### TASK DETAILS
Transcribe the whole listing without a single picture.

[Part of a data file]
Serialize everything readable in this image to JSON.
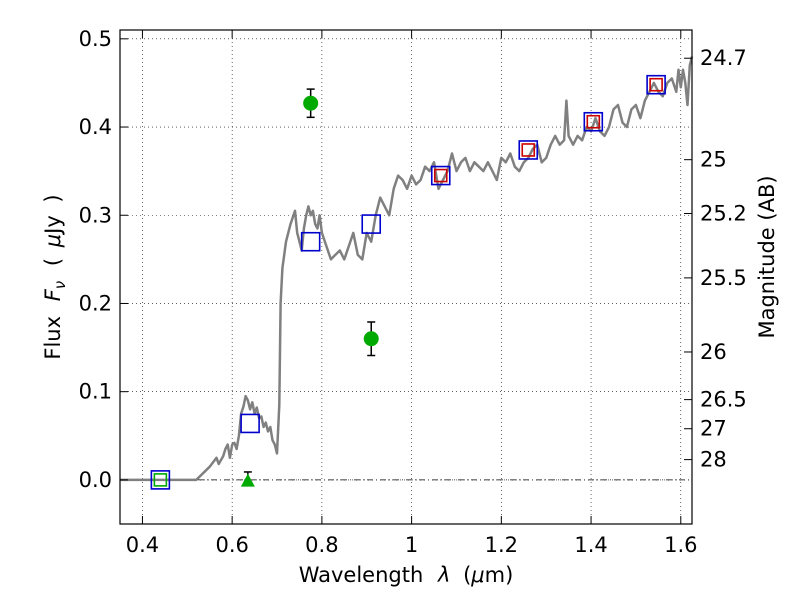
{
  "chart_data": {
    "type": "scatter",
    "xlabel_text": "Wavelength",
    "xlabel_symbol": "λ",
    "xlabel_unit_open": "(",
    "xlabel_unit_mu": "μ",
    "xlabel_unit_rest": "m)",
    "ylabel_text": "Flux",
    "ylabel_symbol": "F",
    "ylabel_sub": "ν",
    "ylabel_unit_open": "(",
    "ylabel_unit_mu": "μ",
    "ylabel_unit_rest": "Jy",
    "ylabel_unit_close": ")",
    "y2label": "Magnitude (AB)",
    "xlim": [
      0.35,
      1.625
    ],
    "ylim": [
      -0.05,
      0.51
    ],
    "grid": true,
    "x_ticks": [
      0.4,
      0.6,
      0.8,
      1.0,
      1.2,
      1.4,
      1.6
    ],
    "x_tick_labels": [
      "0.4",
      "0.6",
      "0.8",
      "1",
      "1.2",
      "1.4",
      "1.6"
    ],
    "y_ticks": [
      0.0,
      0.1,
      0.2,
      0.3,
      0.4,
      0.5
    ],
    "y_tick_labels": [
      "0.0",
      "0.1",
      "0.2",
      "0.3",
      "0.4",
      "0.5"
    ],
    "y2_ticks": [
      {
        "label": "24.7",
        "flux": 0.478
      },
      {
        "label": "25",
        "flux": 0.363
      },
      {
        "label": "25.2",
        "flux": 0.302
      },
      {
        "label": "25.5",
        "flux": 0.229
      },
      {
        "label": "26",
        "flux": 0.145
      },
      {
        "label": "26.5",
        "flux": 0.091
      },
      {
        "label": "27",
        "flux": 0.058
      },
      {
        "label": "28",
        "flux": 0.023
      }
    ],
    "series": [
      {
        "kind": "line",
        "color": "#808080",
        "x": [
          0.35,
          0.52,
          0.55,
          0.565,
          0.57,
          0.58,
          0.585,
          0.59,
          0.595,
          0.6,
          0.605,
          0.61,
          0.615,
          0.62,
          0.625,
          0.63,
          0.635,
          0.64,
          0.645,
          0.65,
          0.655,
          0.66,
          0.665,
          0.67,
          0.675,
          0.68,
          0.685,
          0.69,
          0.695,
          0.7,
          0.705,
          0.708,
          0.712,
          0.72,
          0.73,
          0.74,
          0.745,
          0.75,
          0.755,
          0.76,
          0.765,
          0.77,
          0.775,
          0.78,
          0.785,
          0.79,
          0.795,
          0.8,
          0.81,
          0.82,
          0.83,
          0.84,
          0.85,
          0.86,
          0.87,
          0.88,
          0.89,
          0.9,
          0.91,
          0.92,
          0.93,
          0.94,
          0.95,
          0.96,
          0.97,
          0.98,
          0.99,
          1.0,
          1.01,
          1.02,
          1.03,
          1.04,
          1.05,
          1.06,
          1.07,
          1.08,
          1.09,
          1.1,
          1.11,
          1.12,
          1.13,
          1.14,
          1.15,
          1.16,
          1.17,
          1.18,
          1.19,
          1.2,
          1.21,
          1.22,
          1.23,
          1.24,
          1.25,
          1.26,
          1.27,
          1.28,
          1.29,
          1.3,
          1.31,
          1.32,
          1.33,
          1.34,
          1.345,
          1.35,
          1.36,
          1.37,
          1.38,
          1.39,
          1.4,
          1.41,
          1.42,
          1.43,
          1.44,
          1.45,
          1.46,
          1.47,
          1.48,
          1.49,
          1.5,
          1.51,
          1.52,
          1.53,
          1.54,
          1.55,
          1.56,
          1.57,
          1.58,
          1.59,
          1.595,
          1.6,
          1.605,
          1.61,
          1.615,
          1.62,
          1.625
        ],
        "y": [
          0.0,
          0.0,
          0.015,
          0.025,
          0.018,
          0.027,
          0.035,
          0.04,
          0.025,
          0.04,
          0.042,
          0.035,
          0.05,
          0.075,
          0.083,
          0.095,
          0.09,
          0.08,
          0.088,
          0.075,
          0.082,
          0.07,
          0.072,
          0.06,
          0.065,
          0.055,
          0.06,
          0.045,
          0.04,
          0.03,
          0.085,
          0.2,
          0.24,
          0.27,
          0.29,
          0.305,
          0.28,
          0.27,
          0.26,
          0.285,
          0.3,
          0.31,
          0.3,
          0.305,
          0.29,
          0.285,
          0.3,
          0.28,
          0.265,
          0.25,
          0.255,
          0.26,
          0.25,
          0.265,
          0.28,
          0.255,
          0.25,
          0.28,
          0.27,
          0.3,
          0.32,
          0.31,
          0.3,
          0.33,
          0.345,
          0.34,
          0.33,
          0.345,
          0.335,
          0.34,
          0.355,
          0.35,
          0.36,
          0.33,
          0.34,
          0.35,
          0.37,
          0.35,
          0.36,
          0.365,
          0.35,
          0.36,
          0.355,
          0.35,
          0.36,
          0.35,
          0.34,
          0.365,
          0.36,
          0.37,
          0.355,
          0.35,
          0.36,
          0.365,
          0.375,
          0.38,
          0.36,
          0.365,
          0.38,
          0.39,
          0.38,
          0.385,
          0.43,
          0.39,
          0.38,
          0.39,
          0.385,
          0.4,
          0.395,
          0.41,
          0.395,
          0.39,
          0.4,
          0.42,
          0.425,
          0.405,
          0.4,
          0.42,
          0.425,
          0.41,
          0.43,
          0.44,
          0.45,
          0.44,
          0.435,
          0.45,
          0.455,
          0.44,
          0.465,
          0.445,
          0.465,
          0.45,
          0.425,
          0.47,
          0.48
        ]
      },
      {
        "kind": "square-open",
        "color": "#0000cc",
        "size": "large",
        "x": [
          0.44,
          0.64,
          0.775,
          0.91,
          1.065,
          1.26,
          1.405,
          1.545
        ],
        "y": [
          0.0,
          0.064,
          0.27,
          0.29,
          0.345,
          0.374,
          0.406,
          0.448
        ]
      },
      {
        "kind": "square-open",
        "color": "#cc0000",
        "size": "small",
        "x": [
          1.065,
          1.26,
          1.405,
          1.545
        ],
        "y": [
          0.345,
          0.374,
          0.406,
          0.448
        ]
      },
      {
        "kind": "square-open",
        "color": "#00aa00",
        "size": "small",
        "x": [
          0.44
        ],
        "y": [
          0.0
        ]
      },
      {
        "kind": "circle",
        "color": "#00aa00",
        "x": [
          0.775,
          0.91
        ],
        "y": [
          0.427,
          0.16
        ],
        "err": [
          0.016,
          0.019
        ]
      },
      {
        "kind": "triangle",
        "color": "#00aa00",
        "x": [
          0.635
        ],
        "y": [
          -0.002
        ],
        "err_x": [
          0.635
        ],
        "err_y": [
          0.002
        ],
        "err": [
          0.007
        ]
      }
    ],
    "hline_dashdot": 0.0
  }
}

### SOLUTION TO THIS EXERCISE
Serialize everything readable in this image to JSON.
{
  "chart_data": {
    "type": "scatter",
    "xlabel_text": "Wavelength",
    "xlabel_symbol": "λ",
    "xlabel_unit_open": "(",
    "xlabel_unit_mu": "μ",
    "xlabel_unit_rest": "m)",
    "ylabel_text": "Flux",
    "ylabel_symbol": "F",
    "ylabel_sub": "ν",
    "ylabel_unit_open": "(",
    "ylabel_unit_mu": "μ",
    "ylabel_unit_rest": "Jy",
    "ylabel_unit_close": ")",
    "y2label": "Magnitude (AB)",
    "xlim": [
      0.35,
      1.625
    ],
    "ylim": [
      -0.05,
      0.51
    ],
    "grid": true,
    "x_ticks": [
      0.4,
      0.6,
      0.8,
      1.0,
      1.2,
      1.4,
      1.6
    ],
    "x_tick_labels": [
      "0.4",
      "0.6",
      "0.8",
      "1",
      "1.2",
      "1.4",
      "1.6"
    ],
    "y_ticks": [
      0.0,
      0.1,
      0.2,
      0.3,
      0.4,
      0.5
    ],
    "y_tick_labels": [
      "0.0",
      "0.1",
      "0.2",
      "0.3",
      "0.4",
      "0.5"
    ],
    "y2_ticks": [
      {
        "label": "24.7",
        "flux": 0.478
      },
      {
        "label": "25",
        "flux": 0.363
      },
      {
        "label": "25.2",
        "flux": 0.302
      },
      {
        "label": "25.5",
        "flux": 0.229
      },
      {
        "label": "26",
        "flux": 0.145
      },
      {
        "label": "26.5",
        "flux": 0.091
      },
      {
        "label": "27",
        "flux": 0.058
      },
      {
        "label": "28",
        "flux": 0.023
      }
    ],
    "series": [
      {
        "kind": "line",
        "color": "#808080",
        "x": [
          0.35,
          0.52,
          0.55,
          0.565,
          0.57,
          0.58,
          0.585,
          0.59,
          0.595,
          0.6,
          0.605,
          0.61,
          0.615,
          0.62,
          0.625,
          0.63,
          0.635,
          0.64,
          0.645,
          0.65,
          0.655,
          0.66,
          0.665,
          0.67,
          0.675,
          0.68,
          0.685,
          0.69,
          0.695,
          0.7,
          0.705,
          0.708,
          0.712,
          0.72,
          0.73,
          0.74,
          0.745,
          0.75,
          0.755,
          0.76,
          0.765,
          0.77,
          0.775,
          0.78,
          0.785,
          0.79,
          0.795,
          0.8,
          0.81,
          0.82,
          0.83,
          0.84,
          0.85,
          0.86,
          0.87,
          0.88,
          0.89,
          0.9,
          0.91,
          0.92,
          0.93,
          0.94,
          0.95,
          0.96,
          0.97,
          0.98,
          0.99,
          1.0,
          1.01,
          1.02,
          1.03,
          1.04,
          1.05,
          1.06,
          1.07,
          1.08,
          1.09,
          1.1,
          1.11,
          1.12,
          1.13,
          1.14,
          1.15,
          1.16,
          1.17,
          1.18,
          1.19,
          1.2,
          1.21,
          1.22,
          1.23,
          1.24,
          1.25,
          1.26,
          1.27,
          1.28,
          1.29,
          1.3,
          1.31,
          1.32,
          1.33,
          1.34,
          1.345,
          1.35,
          1.36,
          1.37,
          1.38,
          1.39,
          1.4,
          1.41,
          1.42,
          1.43,
          1.44,
          1.45,
          1.46,
          1.47,
          1.48,
          1.49,
          1.5,
          1.51,
          1.52,
          1.53,
          1.54,
          1.55,
          1.56,
          1.57,
          1.58,
          1.59,
          1.595,
          1.6,
          1.605,
          1.61,
          1.615,
          1.62,
          1.625
        ],
        "y": [
          0.0,
          0.0,
          0.015,
          0.025,
          0.018,
          0.027,
          0.035,
          0.04,
          0.025,
          0.04,
          0.042,
          0.035,
          0.05,
          0.075,
          0.083,
          0.095,
          0.09,
          0.08,
          0.088,
          0.075,
          0.082,
          0.07,
          0.072,
          0.06,
          0.065,
          0.055,
          0.06,
          0.045,
          0.04,
          0.03,
          0.085,
          0.2,
          0.24,
          0.27,
          0.29,
          0.305,
          0.28,
          0.27,
          0.26,
          0.285,
          0.3,
          0.31,
          0.3,
          0.305,
          0.29,
          0.285,
          0.3,
          0.28,
          0.265,
          0.25,
          0.255,
          0.26,
          0.25,
          0.265,
          0.28,
          0.255,
          0.25,
          0.28,
          0.27,
          0.3,
          0.32,
          0.31,
          0.3,
          0.33,
          0.345,
          0.34,
          0.33,
          0.345,
          0.335,
          0.34,
          0.355,
          0.35,
          0.36,
          0.33,
          0.34,
          0.35,
          0.37,
          0.35,
          0.36,
          0.365,
          0.35,
          0.36,
          0.355,
          0.35,
          0.36,
          0.35,
          0.34,
          0.365,
          0.36,
          0.37,
          0.355,
          0.35,
          0.36,
          0.365,
          0.375,
          0.38,
          0.36,
          0.365,
          0.38,
          0.39,
          0.38,
          0.385,
          0.43,
          0.39,
          0.38,
          0.39,
          0.385,
          0.4,
          0.395,
          0.41,
          0.395,
          0.39,
          0.4,
          0.42,
          0.425,
          0.405,
          0.4,
          0.42,
          0.425,
          0.41,
          0.43,
          0.44,
          0.45,
          0.44,
          0.435,
          0.45,
          0.455,
          0.44,
          0.465,
          0.445,
          0.465,
          0.45,
          0.425,
          0.47,
          0.48
        ]
      },
      {
        "kind": "square-open",
        "color": "#0000cc",
        "size": "large",
        "x": [
          0.44,
          0.64,
          0.775,
          0.91,
          1.065,
          1.26,
          1.405,
          1.545
        ],
        "y": [
          0.0,
          0.064,
          0.27,
          0.29,
          0.345,
          0.374,
          0.406,
          0.448
        ]
      },
      {
        "kind": "square-open",
        "color": "#cc0000",
        "size": "small",
        "x": [
          1.065,
          1.26,
          1.405,
          1.545
        ],
        "y": [
          0.345,
          0.374,
          0.406,
          0.448
        ]
      },
      {
        "kind": "square-open",
        "color": "#00aa00",
        "size": "small",
        "x": [
          0.44
        ],
        "y": [
          0.0
        ]
      },
      {
        "kind": "circle",
        "color": "#00aa00",
        "x": [
          0.775,
          0.91
        ],
        "y": [
          0.427,
          0.16
        ],
        "err": [
          0.016,
          0.019
        ]
      },
      {
        "kind": "triangle",
        "color": "#00aa00",
        "x": [
          0.635
        ],
        "y": [
          -0.002
        ],
        "err_x": [
          0.635
        ],
        "err_y": [
          0.002
        ],
        "err": [
          0.007
        ]
      }
    ],
    "hline_dashdot": 0.0
  }
}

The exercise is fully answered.